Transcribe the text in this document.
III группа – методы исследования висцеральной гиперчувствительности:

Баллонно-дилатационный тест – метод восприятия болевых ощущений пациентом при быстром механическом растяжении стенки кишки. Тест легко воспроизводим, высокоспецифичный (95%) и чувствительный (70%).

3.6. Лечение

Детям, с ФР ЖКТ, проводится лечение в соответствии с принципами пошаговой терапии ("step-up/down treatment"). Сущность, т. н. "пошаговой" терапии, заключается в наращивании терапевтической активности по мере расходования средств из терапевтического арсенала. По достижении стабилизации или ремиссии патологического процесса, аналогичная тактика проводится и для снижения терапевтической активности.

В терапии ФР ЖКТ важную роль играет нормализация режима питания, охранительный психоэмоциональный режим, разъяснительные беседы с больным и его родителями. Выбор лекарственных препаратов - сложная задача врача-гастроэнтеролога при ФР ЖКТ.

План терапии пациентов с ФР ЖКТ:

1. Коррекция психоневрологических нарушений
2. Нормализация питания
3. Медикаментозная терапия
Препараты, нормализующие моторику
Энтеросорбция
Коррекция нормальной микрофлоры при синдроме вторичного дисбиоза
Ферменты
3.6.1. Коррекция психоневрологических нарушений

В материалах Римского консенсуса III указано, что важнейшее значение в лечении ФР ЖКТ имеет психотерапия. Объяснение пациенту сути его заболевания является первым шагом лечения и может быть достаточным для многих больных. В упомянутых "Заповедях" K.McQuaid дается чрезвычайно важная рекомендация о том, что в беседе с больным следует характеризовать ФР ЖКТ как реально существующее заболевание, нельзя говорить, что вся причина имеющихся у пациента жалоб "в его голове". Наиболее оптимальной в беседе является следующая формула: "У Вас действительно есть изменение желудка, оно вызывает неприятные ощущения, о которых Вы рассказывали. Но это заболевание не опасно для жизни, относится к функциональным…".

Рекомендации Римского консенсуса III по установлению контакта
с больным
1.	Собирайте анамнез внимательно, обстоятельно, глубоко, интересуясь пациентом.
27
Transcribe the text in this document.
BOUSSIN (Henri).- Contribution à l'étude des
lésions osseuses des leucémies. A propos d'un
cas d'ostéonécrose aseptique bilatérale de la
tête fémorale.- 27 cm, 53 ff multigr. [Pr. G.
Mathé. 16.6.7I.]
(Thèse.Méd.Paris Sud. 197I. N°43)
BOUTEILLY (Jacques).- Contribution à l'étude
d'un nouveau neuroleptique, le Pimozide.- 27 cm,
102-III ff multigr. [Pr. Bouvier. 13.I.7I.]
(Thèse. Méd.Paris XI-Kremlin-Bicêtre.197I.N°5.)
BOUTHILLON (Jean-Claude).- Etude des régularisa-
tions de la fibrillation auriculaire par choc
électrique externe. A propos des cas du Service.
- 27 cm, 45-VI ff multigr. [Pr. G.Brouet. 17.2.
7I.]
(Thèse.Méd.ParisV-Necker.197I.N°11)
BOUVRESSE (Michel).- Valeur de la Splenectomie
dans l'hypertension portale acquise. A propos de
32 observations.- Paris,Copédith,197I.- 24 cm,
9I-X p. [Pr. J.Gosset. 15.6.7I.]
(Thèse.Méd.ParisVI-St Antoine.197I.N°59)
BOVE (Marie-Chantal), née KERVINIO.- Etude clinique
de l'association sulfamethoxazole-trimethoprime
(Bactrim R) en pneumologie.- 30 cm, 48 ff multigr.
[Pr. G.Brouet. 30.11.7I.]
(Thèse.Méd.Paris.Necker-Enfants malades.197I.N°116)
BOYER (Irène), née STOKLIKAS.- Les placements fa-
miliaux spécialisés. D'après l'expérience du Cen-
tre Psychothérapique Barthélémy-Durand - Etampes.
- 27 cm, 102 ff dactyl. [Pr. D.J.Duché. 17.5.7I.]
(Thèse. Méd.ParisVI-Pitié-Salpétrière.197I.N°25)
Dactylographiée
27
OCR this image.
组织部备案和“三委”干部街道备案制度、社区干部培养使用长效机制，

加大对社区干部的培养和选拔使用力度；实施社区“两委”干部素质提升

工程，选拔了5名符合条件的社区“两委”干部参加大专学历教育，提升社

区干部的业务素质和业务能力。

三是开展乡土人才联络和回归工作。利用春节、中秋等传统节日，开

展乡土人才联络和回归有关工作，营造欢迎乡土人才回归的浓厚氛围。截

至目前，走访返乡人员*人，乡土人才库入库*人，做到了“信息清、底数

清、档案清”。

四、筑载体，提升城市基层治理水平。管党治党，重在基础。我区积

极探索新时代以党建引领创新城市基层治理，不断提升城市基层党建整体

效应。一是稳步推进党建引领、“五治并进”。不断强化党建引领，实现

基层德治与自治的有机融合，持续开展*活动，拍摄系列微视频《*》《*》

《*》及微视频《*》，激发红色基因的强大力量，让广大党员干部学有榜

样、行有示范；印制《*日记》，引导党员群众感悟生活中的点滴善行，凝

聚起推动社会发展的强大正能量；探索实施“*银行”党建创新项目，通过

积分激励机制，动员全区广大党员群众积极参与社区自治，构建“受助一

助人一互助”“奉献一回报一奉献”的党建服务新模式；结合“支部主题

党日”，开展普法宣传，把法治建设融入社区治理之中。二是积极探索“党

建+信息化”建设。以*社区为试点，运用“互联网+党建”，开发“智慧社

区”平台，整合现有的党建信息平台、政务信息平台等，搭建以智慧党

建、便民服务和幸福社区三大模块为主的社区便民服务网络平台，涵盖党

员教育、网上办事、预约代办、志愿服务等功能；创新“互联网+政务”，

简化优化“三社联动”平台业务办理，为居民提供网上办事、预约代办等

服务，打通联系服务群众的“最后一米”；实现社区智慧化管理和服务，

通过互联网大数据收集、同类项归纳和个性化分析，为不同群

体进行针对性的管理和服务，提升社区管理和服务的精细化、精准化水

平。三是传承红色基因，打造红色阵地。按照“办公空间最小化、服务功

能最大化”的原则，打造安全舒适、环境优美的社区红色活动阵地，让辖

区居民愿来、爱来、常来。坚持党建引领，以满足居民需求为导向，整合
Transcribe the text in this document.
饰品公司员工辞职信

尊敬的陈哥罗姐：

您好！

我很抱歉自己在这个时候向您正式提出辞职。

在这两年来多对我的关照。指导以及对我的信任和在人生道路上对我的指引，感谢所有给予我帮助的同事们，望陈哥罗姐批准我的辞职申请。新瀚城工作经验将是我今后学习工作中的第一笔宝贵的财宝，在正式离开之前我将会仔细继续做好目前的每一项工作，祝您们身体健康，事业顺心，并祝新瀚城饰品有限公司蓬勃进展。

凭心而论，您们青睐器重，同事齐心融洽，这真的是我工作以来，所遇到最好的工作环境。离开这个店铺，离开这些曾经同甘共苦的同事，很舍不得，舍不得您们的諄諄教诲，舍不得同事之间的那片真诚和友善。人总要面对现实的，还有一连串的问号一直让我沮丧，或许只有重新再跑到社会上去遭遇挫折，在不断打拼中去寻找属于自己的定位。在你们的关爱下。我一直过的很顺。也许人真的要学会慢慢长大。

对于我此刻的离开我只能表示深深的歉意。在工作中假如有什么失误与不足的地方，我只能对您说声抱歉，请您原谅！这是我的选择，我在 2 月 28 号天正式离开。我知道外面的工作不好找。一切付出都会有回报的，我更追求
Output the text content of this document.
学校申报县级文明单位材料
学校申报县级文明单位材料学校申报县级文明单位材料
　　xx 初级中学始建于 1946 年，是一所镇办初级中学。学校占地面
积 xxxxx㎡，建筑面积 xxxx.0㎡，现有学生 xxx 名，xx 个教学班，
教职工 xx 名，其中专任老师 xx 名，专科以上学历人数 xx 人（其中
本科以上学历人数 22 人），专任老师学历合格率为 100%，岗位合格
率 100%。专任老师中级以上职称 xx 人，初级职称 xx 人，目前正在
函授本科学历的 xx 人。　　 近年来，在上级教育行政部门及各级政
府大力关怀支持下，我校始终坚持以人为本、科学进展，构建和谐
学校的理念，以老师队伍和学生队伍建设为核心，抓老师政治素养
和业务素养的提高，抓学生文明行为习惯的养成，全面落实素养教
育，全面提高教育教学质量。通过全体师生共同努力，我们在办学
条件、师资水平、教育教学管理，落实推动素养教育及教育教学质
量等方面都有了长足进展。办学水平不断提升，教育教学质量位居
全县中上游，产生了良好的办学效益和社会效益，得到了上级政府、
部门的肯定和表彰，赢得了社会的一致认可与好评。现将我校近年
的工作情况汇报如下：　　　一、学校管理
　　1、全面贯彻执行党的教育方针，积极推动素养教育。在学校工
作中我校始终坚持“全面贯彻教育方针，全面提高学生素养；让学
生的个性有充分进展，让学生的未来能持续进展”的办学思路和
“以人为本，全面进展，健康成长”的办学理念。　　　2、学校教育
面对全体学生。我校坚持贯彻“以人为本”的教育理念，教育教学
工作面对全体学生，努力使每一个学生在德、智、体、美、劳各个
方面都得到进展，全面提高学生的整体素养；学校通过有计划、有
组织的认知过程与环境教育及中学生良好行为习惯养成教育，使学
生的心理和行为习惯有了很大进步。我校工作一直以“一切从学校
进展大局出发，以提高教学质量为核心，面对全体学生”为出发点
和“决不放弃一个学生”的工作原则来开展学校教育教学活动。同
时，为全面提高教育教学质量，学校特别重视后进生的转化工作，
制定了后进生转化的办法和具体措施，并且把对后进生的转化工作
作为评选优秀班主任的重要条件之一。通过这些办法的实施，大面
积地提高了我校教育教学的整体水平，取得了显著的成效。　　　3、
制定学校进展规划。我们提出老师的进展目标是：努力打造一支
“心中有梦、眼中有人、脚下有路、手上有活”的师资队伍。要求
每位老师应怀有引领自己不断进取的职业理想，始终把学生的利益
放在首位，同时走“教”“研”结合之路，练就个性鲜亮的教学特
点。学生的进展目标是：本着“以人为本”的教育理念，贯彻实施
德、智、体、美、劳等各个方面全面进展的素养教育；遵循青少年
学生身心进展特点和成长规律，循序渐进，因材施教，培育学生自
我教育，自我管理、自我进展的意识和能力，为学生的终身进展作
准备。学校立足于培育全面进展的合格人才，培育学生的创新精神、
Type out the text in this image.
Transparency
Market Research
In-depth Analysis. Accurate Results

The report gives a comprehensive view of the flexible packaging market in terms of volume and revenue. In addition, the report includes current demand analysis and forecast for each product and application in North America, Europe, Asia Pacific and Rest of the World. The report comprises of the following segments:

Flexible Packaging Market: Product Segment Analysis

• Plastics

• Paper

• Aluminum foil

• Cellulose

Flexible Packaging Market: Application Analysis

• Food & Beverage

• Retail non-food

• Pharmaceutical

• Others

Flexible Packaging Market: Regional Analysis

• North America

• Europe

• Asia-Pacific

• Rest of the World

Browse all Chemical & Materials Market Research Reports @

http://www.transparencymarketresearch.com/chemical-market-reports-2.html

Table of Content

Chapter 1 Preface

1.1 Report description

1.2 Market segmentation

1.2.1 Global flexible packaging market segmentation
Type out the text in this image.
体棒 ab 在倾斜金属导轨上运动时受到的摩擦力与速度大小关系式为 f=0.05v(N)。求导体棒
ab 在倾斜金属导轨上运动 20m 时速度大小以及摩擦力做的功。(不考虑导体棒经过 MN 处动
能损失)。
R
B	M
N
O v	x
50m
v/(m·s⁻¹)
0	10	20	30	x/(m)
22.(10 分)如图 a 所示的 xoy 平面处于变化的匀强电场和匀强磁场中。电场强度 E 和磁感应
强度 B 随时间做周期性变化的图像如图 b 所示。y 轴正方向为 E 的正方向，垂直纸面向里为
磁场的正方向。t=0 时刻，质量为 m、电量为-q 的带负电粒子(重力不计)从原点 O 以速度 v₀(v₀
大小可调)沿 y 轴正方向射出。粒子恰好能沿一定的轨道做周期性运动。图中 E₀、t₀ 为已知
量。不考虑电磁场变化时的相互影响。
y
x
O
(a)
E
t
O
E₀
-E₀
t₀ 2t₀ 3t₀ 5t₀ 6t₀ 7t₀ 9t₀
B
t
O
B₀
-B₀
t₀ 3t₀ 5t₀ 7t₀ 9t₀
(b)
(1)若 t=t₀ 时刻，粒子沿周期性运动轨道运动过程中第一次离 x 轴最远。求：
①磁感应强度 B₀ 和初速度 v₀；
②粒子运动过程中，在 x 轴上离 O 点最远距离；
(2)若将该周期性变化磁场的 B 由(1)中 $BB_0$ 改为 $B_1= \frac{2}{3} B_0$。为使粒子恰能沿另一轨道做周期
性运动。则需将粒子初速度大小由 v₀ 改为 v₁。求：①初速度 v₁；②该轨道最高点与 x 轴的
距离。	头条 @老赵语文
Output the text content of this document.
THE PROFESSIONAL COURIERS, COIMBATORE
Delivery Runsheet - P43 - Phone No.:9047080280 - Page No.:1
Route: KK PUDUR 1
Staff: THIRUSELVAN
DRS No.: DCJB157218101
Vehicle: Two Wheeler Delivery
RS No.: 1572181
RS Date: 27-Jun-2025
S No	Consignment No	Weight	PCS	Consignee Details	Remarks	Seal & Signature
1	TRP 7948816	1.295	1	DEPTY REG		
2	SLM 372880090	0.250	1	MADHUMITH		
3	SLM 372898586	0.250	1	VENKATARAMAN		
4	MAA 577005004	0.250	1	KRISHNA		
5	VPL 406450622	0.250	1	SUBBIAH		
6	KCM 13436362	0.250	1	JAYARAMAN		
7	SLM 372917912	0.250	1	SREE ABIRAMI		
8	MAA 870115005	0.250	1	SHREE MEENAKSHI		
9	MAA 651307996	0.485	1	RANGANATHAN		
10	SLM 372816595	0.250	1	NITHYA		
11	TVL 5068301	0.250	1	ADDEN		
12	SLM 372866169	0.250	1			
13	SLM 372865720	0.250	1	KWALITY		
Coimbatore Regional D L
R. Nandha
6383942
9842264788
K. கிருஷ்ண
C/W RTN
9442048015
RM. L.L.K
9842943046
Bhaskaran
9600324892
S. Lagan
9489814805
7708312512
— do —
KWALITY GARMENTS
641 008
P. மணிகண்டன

::::::::

• Exercise task: Gather up the lines that contain the word "Europe".

• Right answer:
The report gives a comprehensive view of the flexible packaging market in terms of volume and revenue. In addition, the report includes current demand analysis and forecast for each product and application in North America, Europe, Asia Pacific and Rest of the World. The report comprises of the following segments:
• Europe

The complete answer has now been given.